> **Aim of the exercise**:
Show every line in the records below that contains the word "semi".

Figure content listings:
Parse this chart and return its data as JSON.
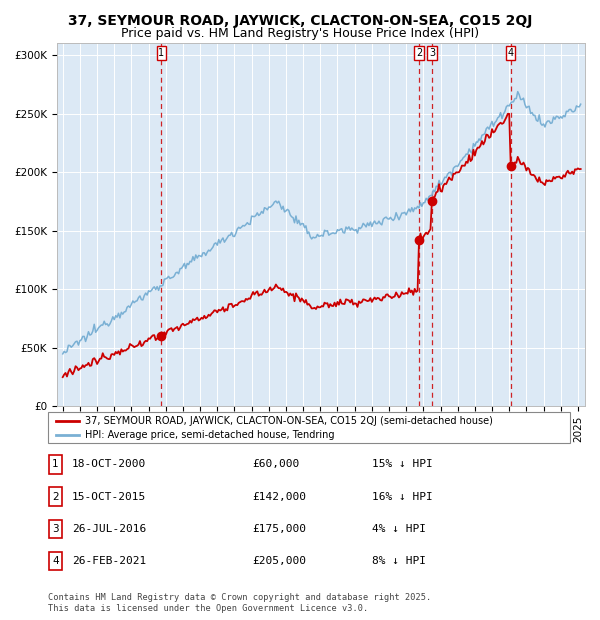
{
  "title": "37, SEYMOUR ROAD, JAYWICK, CLACTON-ON-SEA, CO15 2QJ",
  "subtitle": "Price paid vs. HM Land Registry's House Price Index (HPI)",
  "legend_red": "37, SEYMOUR ROAD, JAYWICK, CLACTON-ON-SEA, CO15 2QJ (semi-detached house)",
  "legend_blue": "HPI: Average price, semi-detached house, Tendring",
  "sales": [
    {
      "num": 1,
      "date": "18-OCT-2000",
      "price": 60000,
      "pct": "15% ↓ HPI"
    },
    {
      "num": 2,
      "date": "15-OCT-2015",
      "price": 142000,
      "pct": "16% ↓ HPI"
    },
    {
      "num": 3,
      "date": "26-JUL-2016",
      "price": 175000,
      "pct": "4% ↓ HPI"
    },
    {
      "num": 4,
      "date": "26-FEB-2021",
      "price": 205000,
      "pct": "8% ↓ HPI"
    }
  ],
  "footer": "Contains HM Land Registry data © Crown copyright and database right 2025.\nThis data is licensed under the Open Government Licence v3.0.",
  "ylim": [
    0,
    310000
  ],
  "yticks": [
    0,
    50000,
    100000,
    150000,
    200000,
    250000,
    300000
  ],
  "ytick_labels": [
    "£0",
    "£50K",
    "£100K",
    "£150K",
    "£200K",
    "£250K",
    "£300K"
  ],
  "bg_color": "#dce9f5",
  "red_line_color": "#cc0000",
  "blue_line_color": "#7ab0d4",
  "vline_color": "#cc0000",
  "title_fontsize": 10,
  "subtitle_fontsize": 9,
  "tick_fontsize": 7.5
}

> **Reply to the exercise**:
  "legend_red": "37, SEYMOUR ROAD, JAYWICK, CLACTON-ON-SEA, CO15 2QJ (semi-detached house)",
  "legend_blue": "HPI: Average price, semi-detached house, Tendring",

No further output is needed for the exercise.